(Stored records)
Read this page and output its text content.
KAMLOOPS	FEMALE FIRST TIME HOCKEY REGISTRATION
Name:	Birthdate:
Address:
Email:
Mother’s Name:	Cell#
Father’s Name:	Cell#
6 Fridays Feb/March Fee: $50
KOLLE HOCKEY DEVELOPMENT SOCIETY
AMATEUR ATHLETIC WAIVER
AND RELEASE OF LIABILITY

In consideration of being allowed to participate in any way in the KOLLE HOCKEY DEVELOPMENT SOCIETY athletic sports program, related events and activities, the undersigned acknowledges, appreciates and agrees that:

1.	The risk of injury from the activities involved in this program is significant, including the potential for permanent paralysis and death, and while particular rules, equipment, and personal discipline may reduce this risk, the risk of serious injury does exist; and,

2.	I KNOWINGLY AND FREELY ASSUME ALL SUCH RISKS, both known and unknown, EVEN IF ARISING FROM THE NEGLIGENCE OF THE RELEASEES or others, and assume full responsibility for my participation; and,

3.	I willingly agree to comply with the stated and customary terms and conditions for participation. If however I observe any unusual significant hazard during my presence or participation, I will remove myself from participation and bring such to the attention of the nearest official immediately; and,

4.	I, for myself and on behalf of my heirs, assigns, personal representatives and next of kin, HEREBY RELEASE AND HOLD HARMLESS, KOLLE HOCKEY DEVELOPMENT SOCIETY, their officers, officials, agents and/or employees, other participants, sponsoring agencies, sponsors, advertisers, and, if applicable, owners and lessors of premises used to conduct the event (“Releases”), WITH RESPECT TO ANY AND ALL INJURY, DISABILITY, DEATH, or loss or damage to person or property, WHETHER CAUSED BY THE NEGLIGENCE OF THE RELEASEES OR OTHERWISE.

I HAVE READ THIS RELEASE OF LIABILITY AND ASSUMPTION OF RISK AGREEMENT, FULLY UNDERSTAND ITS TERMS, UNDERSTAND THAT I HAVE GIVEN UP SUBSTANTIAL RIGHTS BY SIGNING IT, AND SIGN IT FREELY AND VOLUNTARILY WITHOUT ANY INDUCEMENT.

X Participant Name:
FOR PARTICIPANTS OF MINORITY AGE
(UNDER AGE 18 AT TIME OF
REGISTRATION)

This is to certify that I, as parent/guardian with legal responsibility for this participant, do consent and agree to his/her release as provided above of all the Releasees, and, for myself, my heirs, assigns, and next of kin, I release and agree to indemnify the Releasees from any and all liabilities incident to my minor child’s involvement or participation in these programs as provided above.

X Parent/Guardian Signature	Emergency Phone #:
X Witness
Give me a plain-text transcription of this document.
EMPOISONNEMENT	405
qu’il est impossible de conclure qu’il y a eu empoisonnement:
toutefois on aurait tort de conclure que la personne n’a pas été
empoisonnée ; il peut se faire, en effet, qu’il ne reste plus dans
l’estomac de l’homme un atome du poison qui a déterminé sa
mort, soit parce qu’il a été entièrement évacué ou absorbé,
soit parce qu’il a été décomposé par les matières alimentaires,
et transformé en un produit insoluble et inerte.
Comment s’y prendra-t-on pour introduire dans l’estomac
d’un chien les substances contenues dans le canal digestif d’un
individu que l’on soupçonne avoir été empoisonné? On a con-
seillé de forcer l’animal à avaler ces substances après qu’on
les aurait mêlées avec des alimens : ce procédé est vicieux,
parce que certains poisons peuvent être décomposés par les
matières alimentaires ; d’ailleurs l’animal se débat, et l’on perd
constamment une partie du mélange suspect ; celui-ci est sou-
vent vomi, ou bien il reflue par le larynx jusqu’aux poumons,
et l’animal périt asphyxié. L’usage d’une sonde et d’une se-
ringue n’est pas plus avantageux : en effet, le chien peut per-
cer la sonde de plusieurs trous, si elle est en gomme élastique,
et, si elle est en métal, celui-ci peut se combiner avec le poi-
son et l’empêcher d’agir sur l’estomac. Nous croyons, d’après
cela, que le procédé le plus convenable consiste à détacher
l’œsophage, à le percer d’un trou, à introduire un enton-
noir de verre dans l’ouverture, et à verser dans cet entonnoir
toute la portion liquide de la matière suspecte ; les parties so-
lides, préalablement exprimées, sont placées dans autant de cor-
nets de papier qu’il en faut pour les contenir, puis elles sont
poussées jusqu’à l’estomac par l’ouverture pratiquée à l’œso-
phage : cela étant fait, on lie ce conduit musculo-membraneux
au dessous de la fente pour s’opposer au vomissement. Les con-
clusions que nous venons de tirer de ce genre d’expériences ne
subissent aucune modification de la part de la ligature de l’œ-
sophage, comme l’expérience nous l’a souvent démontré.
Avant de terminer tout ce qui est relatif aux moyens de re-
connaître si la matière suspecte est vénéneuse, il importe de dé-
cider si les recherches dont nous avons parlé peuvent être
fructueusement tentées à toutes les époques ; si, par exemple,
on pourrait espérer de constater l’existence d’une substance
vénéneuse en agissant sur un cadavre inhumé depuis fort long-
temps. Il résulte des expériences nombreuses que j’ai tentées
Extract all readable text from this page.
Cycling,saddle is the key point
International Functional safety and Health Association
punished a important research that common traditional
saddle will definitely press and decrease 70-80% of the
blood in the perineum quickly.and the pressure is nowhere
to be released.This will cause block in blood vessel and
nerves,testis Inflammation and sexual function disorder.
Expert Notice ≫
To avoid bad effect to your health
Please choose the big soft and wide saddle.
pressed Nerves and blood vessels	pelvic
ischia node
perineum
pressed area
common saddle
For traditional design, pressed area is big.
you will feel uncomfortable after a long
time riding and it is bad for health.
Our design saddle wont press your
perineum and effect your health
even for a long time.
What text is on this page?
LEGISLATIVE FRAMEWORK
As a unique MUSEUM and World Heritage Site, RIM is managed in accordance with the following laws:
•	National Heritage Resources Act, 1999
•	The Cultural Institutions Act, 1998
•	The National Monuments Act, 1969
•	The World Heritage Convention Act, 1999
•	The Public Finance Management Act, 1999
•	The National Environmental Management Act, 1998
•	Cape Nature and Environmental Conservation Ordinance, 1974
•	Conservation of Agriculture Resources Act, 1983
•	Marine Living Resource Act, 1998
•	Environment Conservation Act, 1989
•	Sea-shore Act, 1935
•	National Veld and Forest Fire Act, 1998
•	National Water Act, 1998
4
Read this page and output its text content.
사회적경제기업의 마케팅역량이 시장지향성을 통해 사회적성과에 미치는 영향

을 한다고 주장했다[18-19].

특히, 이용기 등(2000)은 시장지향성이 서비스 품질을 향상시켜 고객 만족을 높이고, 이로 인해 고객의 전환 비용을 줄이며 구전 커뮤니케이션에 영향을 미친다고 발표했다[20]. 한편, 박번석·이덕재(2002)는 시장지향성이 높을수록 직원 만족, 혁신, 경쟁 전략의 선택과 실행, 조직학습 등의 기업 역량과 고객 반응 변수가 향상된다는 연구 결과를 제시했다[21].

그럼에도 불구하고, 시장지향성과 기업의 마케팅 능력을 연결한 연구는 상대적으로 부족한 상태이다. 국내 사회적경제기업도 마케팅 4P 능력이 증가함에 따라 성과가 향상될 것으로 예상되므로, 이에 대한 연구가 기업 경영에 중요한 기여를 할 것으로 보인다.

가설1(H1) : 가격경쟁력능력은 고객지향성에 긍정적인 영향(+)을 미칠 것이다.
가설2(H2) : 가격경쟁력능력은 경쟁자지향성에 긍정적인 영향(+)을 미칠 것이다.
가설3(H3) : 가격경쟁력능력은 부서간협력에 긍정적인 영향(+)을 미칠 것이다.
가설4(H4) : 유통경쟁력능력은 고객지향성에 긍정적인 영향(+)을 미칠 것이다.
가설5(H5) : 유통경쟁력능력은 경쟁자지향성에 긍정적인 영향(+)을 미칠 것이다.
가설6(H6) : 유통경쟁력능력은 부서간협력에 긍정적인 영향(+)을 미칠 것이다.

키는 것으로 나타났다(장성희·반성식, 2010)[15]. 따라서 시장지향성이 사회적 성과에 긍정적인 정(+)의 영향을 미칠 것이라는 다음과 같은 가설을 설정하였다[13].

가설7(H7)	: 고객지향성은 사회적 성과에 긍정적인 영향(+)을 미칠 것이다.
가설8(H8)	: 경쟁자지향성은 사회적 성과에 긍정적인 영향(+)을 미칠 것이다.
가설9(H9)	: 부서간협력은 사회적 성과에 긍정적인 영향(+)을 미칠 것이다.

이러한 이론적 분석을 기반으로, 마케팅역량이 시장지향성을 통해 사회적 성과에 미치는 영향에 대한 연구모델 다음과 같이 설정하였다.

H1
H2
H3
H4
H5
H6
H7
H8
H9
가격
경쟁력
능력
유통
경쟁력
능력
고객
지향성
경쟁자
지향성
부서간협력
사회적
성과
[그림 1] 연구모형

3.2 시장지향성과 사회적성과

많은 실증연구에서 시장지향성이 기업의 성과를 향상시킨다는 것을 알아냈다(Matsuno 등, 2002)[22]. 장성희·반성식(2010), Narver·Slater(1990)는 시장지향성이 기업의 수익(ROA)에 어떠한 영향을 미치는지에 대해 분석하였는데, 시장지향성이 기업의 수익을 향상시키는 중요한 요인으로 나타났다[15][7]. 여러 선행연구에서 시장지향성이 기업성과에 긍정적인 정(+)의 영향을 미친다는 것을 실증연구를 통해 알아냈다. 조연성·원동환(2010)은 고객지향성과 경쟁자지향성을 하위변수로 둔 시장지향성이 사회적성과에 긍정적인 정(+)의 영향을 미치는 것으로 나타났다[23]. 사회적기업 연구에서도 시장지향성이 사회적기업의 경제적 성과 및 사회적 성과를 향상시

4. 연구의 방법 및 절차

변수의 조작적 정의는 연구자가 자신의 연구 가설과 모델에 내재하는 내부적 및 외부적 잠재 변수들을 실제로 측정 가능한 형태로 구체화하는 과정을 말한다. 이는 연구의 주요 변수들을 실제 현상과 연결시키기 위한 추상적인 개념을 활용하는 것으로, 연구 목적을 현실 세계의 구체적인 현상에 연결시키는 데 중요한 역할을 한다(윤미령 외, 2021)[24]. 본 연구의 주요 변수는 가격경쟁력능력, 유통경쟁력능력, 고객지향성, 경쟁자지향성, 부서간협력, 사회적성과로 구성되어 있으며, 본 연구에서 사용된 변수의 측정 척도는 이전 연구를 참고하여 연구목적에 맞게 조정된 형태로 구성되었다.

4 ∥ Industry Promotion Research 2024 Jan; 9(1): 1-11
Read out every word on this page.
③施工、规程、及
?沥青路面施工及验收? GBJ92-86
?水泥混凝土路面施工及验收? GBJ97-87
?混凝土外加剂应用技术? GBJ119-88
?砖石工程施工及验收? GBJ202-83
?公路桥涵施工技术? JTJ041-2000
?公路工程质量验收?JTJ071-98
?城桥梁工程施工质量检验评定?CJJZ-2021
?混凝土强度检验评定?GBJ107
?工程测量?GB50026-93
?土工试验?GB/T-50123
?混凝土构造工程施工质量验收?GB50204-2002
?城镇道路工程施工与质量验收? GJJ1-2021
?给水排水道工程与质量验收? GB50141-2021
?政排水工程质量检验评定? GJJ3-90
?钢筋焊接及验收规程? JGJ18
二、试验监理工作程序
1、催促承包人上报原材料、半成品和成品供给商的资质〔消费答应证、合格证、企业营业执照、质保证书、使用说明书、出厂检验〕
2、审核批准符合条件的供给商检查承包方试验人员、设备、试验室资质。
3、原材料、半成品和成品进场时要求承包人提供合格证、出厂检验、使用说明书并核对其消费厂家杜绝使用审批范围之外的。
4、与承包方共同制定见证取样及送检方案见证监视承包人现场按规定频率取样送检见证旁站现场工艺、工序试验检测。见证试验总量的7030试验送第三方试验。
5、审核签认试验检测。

## Task description:
Your answer should be a single number: the count of lines holding the word "cela".

## Response to the exercise:
2